*Raw records*:
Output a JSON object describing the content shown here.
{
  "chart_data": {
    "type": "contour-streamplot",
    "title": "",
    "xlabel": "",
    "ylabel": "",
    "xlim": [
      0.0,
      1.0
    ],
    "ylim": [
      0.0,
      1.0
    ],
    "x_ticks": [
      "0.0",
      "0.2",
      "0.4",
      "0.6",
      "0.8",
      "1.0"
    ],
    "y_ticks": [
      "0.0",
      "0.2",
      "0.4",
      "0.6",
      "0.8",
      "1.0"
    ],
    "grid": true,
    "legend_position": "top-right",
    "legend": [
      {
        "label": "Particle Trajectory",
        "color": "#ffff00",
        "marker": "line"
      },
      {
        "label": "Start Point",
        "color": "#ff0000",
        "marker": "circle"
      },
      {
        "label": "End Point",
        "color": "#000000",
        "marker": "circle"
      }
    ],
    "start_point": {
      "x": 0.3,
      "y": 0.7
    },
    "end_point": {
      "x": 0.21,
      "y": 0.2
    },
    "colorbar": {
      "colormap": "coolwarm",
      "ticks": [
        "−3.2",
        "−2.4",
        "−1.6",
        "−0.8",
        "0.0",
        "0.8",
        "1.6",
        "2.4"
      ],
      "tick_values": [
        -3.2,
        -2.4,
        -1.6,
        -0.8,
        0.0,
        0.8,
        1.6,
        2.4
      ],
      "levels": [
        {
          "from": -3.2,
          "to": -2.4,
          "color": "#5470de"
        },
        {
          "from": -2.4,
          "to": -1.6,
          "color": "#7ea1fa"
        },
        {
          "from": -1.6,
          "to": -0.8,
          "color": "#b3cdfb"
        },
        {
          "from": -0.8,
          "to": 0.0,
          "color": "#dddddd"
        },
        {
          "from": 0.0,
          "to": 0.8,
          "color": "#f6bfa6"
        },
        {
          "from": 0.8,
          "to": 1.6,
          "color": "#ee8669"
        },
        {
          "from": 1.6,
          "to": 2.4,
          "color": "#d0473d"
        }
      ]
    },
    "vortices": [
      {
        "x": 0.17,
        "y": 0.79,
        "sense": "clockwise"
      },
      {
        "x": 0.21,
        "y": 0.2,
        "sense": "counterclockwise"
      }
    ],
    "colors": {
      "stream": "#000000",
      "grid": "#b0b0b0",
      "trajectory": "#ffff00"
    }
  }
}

*Task objective*:
For each line above that contains the word "from", copy that line.

*Response for this exercise*:
          "from": -3.2,
          "from": -2.4,
          "from": -1.6,
          "from": -0.8,
          "from": 0.0,
          "from": 0.8,
          "from": 1.6,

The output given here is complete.